RECORDS FOR THIS TASK:
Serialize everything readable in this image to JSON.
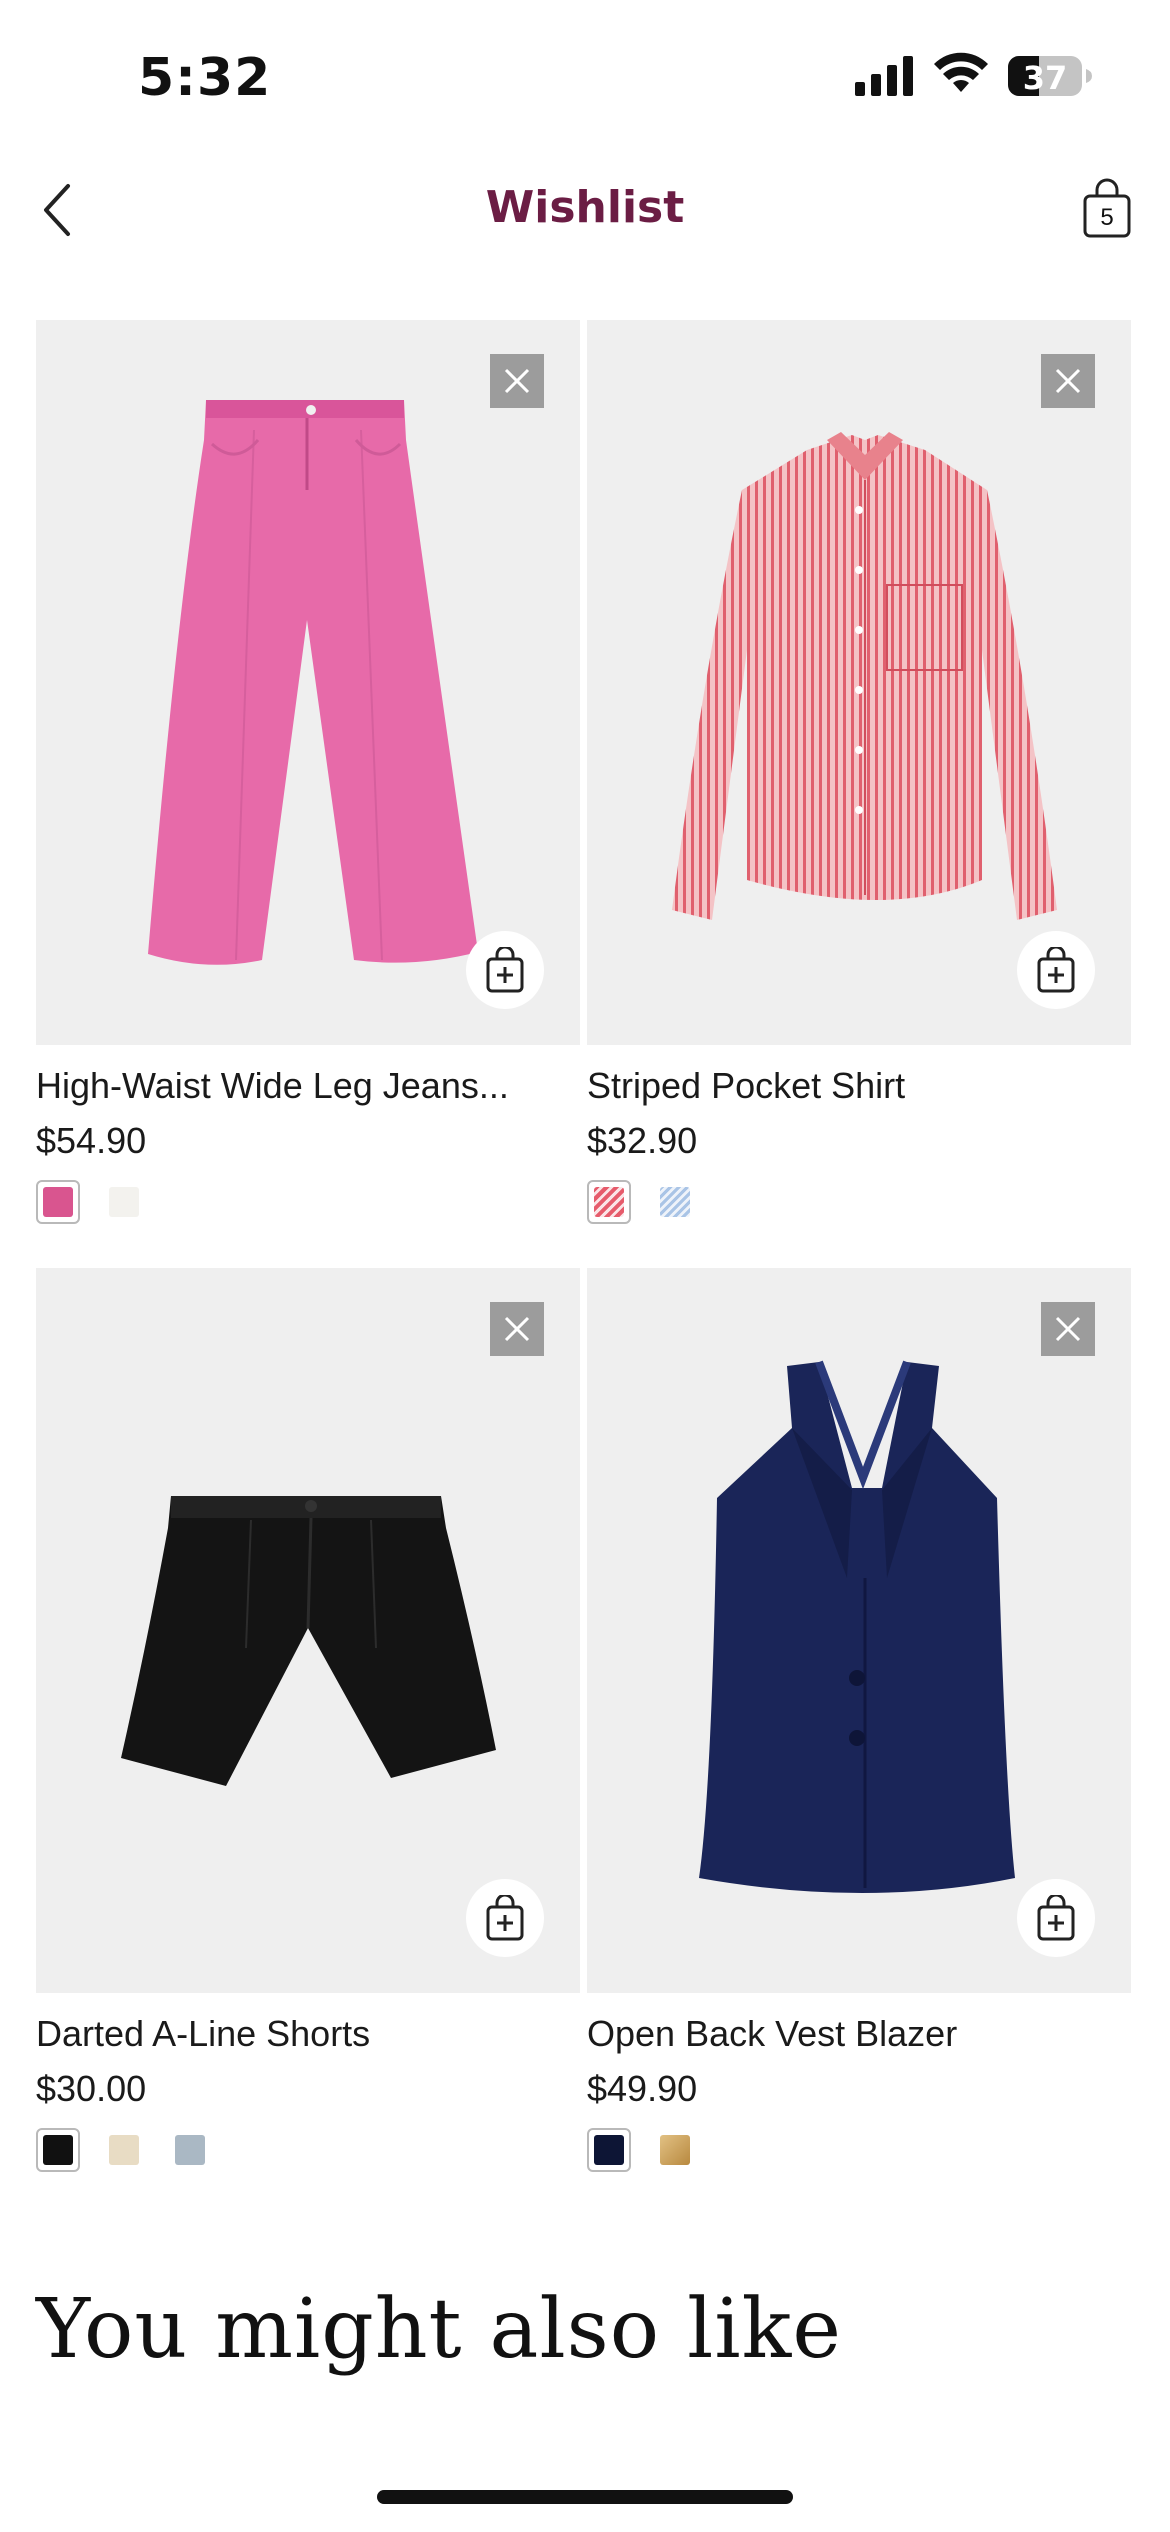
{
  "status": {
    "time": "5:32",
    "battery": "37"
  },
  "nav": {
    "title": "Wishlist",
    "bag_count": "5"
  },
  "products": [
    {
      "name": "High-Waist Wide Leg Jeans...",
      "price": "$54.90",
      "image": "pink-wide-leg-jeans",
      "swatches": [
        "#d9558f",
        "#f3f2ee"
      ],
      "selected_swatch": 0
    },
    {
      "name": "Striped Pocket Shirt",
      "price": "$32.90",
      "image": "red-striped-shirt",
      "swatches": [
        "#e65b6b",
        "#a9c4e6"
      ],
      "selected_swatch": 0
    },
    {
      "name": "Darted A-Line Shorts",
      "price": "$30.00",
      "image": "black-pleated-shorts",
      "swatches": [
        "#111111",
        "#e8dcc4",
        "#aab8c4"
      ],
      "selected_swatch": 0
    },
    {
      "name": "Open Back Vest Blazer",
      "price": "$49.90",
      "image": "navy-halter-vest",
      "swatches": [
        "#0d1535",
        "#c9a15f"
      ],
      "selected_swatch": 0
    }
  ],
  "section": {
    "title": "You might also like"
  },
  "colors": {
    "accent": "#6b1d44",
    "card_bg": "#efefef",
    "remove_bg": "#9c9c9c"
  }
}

EXERCISE INSTRUCTIONS: Please write out all of the material above without changing a word, and omit any pictures.

COMPLETE RESPONSE:
Serialize everything readable in this image to JSON.
{
  "status": {
    "time": "5:32",
    "battery": "37"
  },
  "nav": {
    "title": "Wishlist",
    "bag_count": "5"
  },
  "products": [
    {
      "name": "High-Waist Wide Leg Jeans...",
      "price": "$54.90",
      "image": "pink-wide-leg-jeans",
      "swatches": [
        "#d9558f",
        "#f3f2ee"
      ],
      "selected_swatch": 0
    },
    {
      "name": "Striped Pocket Shirt",
      "price": "$32.90",
      "image": "red-striped-shirt",
      "swatches": [
        "#e65b6b",
        "#a9c4e6"
      ],
      "selected_swatch": 0
    },
    {
      "name": "Darted A-Line Shorts",
      "price": "$30.00",
      "image": "black-pleated-shorts",
      "swatches": [
        "#111111",
        "#e8dcc4",
        "#aab8c4"
      ],
      "selected_swatch": 0
    },
    {
      "name": "Open Back Vest Blazer",
      "price": "$49.90",
      "image": "navy-halter-vest",
      "swatches": [
        "#0d1535",
        "#c9a15f"
      ],
      "selected_swatch": 0
    }
  ],
  "section": {
    "title": "You might also like"
  },
  "colors": {
    "accent": "#6b1d44",
    "card_bg": "#efefef",
    "remove_bg": "#9c9c9c"
  }
}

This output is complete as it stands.